** start LISTING **

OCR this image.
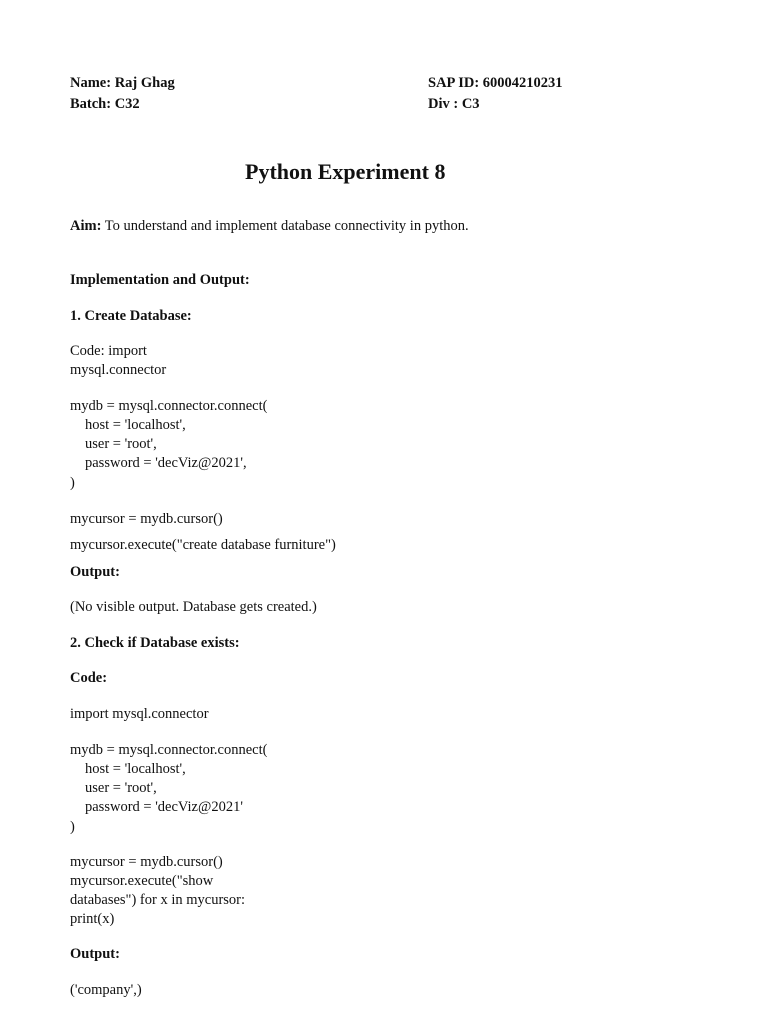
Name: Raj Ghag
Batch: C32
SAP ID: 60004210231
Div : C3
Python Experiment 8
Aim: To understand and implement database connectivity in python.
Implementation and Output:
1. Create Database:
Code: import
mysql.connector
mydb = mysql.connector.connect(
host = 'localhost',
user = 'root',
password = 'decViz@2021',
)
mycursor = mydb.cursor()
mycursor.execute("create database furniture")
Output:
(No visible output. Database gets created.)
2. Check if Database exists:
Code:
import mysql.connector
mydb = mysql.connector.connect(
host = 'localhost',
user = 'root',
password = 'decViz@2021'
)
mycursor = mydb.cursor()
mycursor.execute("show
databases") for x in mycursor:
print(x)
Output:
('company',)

** end LISTING **
** start LISTING **

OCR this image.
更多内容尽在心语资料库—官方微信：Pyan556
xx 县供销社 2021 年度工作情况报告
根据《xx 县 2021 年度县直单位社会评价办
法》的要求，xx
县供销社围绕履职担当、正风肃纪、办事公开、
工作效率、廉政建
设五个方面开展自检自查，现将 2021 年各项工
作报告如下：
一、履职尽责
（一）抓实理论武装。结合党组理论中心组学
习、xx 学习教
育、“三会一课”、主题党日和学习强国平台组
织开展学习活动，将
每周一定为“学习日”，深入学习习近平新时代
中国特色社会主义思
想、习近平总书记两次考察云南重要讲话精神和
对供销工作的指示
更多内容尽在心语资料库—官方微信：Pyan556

** end LISTING **
** start LISTING **

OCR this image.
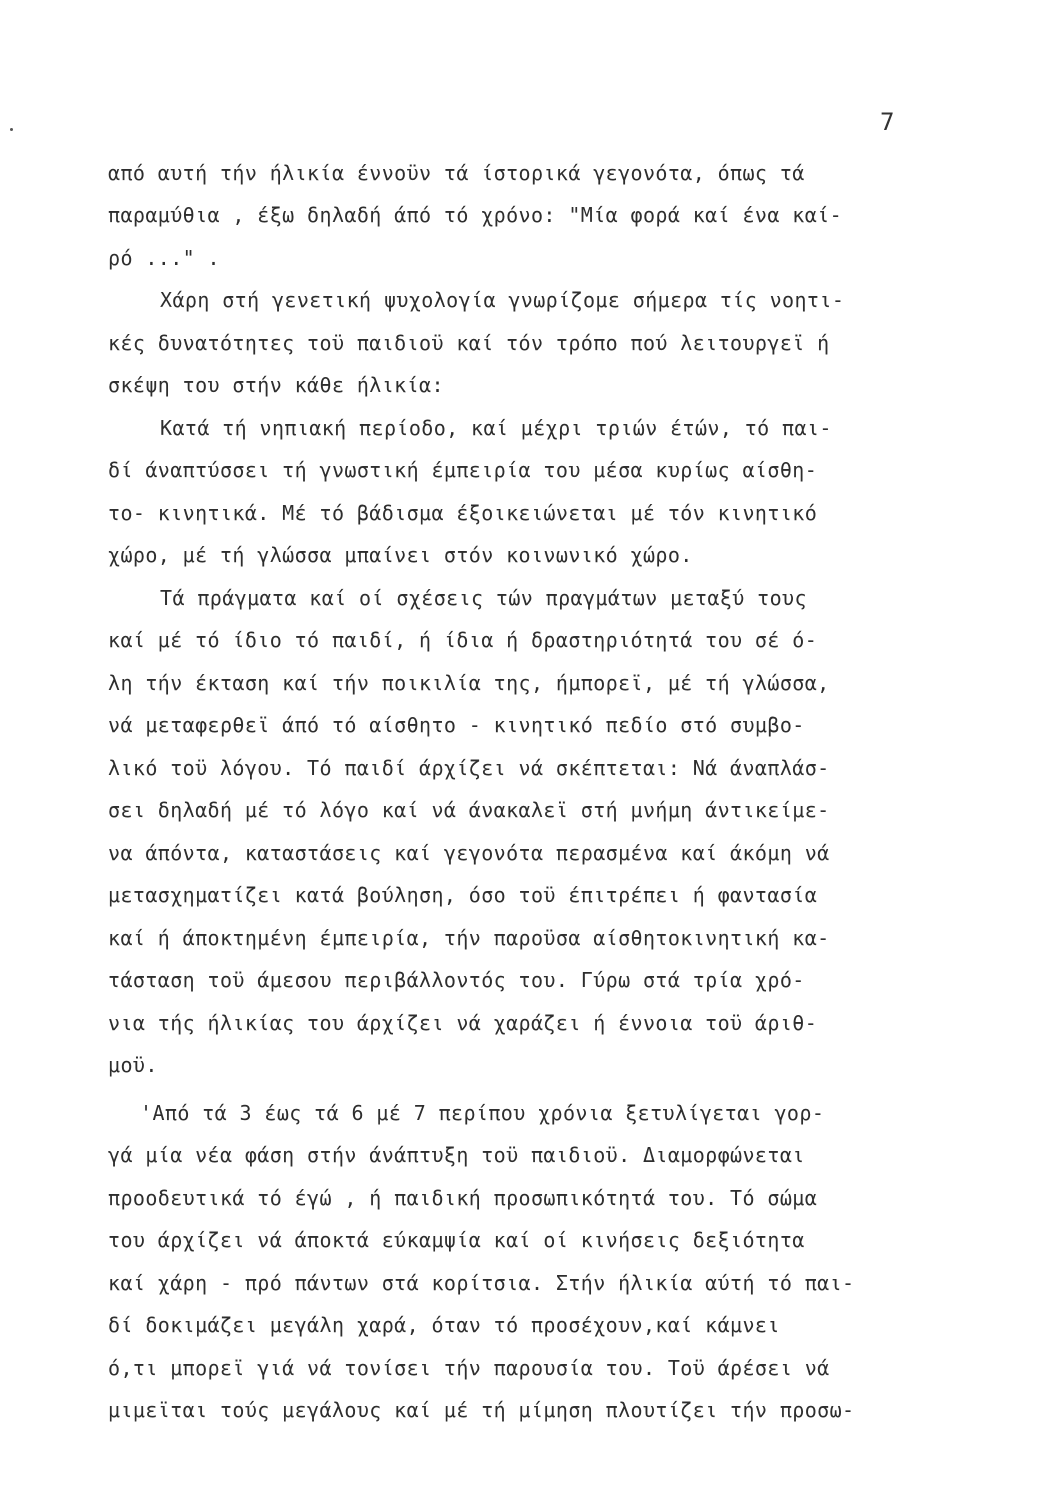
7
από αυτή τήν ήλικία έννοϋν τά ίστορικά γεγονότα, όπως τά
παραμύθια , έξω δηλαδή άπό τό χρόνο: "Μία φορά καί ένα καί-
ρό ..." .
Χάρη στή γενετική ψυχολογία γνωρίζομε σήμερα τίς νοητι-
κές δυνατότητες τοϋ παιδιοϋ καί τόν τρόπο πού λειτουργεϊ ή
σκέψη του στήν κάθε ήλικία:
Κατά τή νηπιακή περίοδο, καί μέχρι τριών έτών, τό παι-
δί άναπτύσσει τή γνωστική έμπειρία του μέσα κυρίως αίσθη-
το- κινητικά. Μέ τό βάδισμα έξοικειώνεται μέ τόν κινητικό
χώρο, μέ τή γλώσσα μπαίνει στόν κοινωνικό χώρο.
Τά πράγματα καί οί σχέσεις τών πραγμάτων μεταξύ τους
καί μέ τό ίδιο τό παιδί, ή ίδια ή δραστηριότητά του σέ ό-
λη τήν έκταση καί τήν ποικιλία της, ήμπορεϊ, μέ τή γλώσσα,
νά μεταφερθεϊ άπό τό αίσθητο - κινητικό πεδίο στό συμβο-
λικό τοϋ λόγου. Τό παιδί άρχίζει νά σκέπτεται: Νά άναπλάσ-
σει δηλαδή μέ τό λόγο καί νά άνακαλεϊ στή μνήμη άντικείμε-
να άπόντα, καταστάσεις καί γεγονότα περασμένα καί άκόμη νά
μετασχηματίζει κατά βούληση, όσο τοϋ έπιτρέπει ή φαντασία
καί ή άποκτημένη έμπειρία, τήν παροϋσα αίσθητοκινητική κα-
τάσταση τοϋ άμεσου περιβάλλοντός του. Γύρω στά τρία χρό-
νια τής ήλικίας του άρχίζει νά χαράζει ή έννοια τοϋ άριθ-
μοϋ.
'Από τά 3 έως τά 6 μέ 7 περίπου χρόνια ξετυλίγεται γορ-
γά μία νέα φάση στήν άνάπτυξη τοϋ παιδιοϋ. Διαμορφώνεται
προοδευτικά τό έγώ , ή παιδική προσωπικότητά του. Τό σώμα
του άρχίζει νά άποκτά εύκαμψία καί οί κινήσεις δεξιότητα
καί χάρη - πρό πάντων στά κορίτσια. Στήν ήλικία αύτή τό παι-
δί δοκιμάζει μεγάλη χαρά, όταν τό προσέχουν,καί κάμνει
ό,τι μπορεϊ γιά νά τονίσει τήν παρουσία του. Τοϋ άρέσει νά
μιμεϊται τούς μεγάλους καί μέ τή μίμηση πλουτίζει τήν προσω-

** end LISTING **

Say how many lines of the data include the string "παιδιοϋ". Nothing other than the number should be given.

2